▸ **The input**

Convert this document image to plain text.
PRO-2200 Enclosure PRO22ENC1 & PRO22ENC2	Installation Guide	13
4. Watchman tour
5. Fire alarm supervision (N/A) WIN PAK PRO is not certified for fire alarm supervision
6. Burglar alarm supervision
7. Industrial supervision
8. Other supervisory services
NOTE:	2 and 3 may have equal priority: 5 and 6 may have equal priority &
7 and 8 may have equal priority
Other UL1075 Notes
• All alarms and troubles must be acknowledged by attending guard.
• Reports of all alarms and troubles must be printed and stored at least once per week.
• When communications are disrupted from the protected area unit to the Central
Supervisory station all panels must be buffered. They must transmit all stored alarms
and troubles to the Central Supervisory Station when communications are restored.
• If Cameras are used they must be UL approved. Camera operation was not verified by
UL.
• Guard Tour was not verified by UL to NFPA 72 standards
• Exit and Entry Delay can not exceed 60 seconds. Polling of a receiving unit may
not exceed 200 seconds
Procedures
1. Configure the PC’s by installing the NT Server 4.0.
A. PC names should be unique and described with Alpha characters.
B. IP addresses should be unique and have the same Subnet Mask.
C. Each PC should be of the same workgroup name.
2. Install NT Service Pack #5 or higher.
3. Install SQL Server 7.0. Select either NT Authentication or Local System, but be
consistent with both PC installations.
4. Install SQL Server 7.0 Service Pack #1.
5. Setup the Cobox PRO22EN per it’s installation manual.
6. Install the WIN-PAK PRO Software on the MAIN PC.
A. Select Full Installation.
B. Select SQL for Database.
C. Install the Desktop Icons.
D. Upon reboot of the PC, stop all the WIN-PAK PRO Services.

▸ **What is needed**
In the records above, locate the lines holding the word "should". Copy each of them.

▸ **Answer for this exercise**
A. PC names should be unique and described with Alpha characters.
B. IP addresses should be unique and have the same Subnet Mask.
C. Each PC should be of the same workgroup name.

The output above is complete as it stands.